----- Data for this task -----

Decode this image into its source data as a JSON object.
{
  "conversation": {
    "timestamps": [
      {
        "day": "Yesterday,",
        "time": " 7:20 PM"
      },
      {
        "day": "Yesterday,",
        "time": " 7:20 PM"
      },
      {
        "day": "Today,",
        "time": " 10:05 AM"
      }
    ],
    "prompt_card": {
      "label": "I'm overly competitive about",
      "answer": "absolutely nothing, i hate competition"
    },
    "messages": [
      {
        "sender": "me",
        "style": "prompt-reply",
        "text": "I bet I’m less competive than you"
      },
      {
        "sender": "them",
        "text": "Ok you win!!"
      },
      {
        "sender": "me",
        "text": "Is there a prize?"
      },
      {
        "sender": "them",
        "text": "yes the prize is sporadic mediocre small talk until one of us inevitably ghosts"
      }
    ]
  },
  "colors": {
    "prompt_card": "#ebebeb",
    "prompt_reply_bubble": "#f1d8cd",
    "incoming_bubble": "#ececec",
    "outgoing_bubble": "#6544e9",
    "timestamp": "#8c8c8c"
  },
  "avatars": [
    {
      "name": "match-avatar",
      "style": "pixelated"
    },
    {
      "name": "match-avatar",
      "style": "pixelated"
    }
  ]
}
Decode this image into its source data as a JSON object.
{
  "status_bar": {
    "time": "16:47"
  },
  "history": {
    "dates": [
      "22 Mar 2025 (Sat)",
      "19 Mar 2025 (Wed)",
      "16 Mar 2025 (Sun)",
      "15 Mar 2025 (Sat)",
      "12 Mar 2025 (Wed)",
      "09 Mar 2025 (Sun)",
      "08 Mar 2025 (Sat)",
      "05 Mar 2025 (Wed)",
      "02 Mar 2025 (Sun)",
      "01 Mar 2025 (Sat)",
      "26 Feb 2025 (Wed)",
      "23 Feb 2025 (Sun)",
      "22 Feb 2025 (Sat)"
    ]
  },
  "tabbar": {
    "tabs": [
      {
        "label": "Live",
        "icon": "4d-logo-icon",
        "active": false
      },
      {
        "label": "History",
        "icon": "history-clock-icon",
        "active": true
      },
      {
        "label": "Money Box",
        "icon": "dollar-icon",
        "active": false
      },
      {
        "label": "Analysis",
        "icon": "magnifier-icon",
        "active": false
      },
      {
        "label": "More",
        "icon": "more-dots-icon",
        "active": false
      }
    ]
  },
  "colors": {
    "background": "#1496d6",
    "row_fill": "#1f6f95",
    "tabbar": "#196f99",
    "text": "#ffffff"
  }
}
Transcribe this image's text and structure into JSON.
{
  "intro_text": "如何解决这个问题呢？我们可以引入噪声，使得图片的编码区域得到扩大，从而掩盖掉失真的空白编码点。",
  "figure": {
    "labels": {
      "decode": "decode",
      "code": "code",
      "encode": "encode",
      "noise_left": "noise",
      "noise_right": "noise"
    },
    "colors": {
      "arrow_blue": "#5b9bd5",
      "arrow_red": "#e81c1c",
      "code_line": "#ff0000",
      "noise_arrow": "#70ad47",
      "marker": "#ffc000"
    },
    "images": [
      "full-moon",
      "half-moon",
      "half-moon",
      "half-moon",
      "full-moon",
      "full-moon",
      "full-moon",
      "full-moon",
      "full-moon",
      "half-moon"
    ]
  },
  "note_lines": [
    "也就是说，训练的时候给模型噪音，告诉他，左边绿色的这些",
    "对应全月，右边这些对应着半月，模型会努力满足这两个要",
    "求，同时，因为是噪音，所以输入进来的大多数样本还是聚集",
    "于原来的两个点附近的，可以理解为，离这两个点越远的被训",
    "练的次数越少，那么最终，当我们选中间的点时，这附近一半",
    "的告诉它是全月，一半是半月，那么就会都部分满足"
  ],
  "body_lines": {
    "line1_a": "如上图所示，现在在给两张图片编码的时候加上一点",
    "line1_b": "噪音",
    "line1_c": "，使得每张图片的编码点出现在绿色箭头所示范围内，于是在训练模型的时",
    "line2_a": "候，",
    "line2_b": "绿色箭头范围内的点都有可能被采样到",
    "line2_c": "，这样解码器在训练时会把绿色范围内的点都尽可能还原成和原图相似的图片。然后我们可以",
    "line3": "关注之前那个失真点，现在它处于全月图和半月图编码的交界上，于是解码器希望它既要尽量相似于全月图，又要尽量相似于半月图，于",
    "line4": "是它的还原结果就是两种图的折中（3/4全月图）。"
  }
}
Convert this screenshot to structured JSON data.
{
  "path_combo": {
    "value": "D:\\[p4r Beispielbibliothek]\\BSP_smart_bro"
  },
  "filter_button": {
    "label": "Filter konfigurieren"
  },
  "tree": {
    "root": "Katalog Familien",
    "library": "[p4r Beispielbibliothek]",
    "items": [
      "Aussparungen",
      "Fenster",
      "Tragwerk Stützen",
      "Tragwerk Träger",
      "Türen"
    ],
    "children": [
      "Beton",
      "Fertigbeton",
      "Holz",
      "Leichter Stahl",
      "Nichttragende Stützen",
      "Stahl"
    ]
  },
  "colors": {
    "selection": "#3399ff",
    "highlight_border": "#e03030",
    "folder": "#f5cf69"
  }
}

-----

Given problem: Only those lines running from the one containing "Convert this screenshot" through the last line of the data above are to be copied, exactly, with both ends included.

Full answer:
Convert this screenshot to structured JSON data.
{
  "path_combo": {
    "value": "D:\\[p4r Beispielbibliothek]\\BSP_smart_bro"
  },
  "filter_button": {
    "label": "Filter konfigurieren"
  },
  "tree": {
    "root": "Katalog Familien",
    "library": "[p4r Beispielbibliothek]",
    "items": [
      "Aussparungen",
      "Fenster",
      "Tragwerk Stützen",
      "Tragwerk Träger",
      "Türen"
    ],
    "children": [
      "Beton",
      "Fertigbeton",
      "Holz",
      "Leichter Stahl",
      "Nichttragende Stützen",
      "Stahl"
    ]
  },
  "colors": {
    "selection": "#3399ff",
    "highlight_border": "#e03030",
    "folder": "#f5cf69"
  }
}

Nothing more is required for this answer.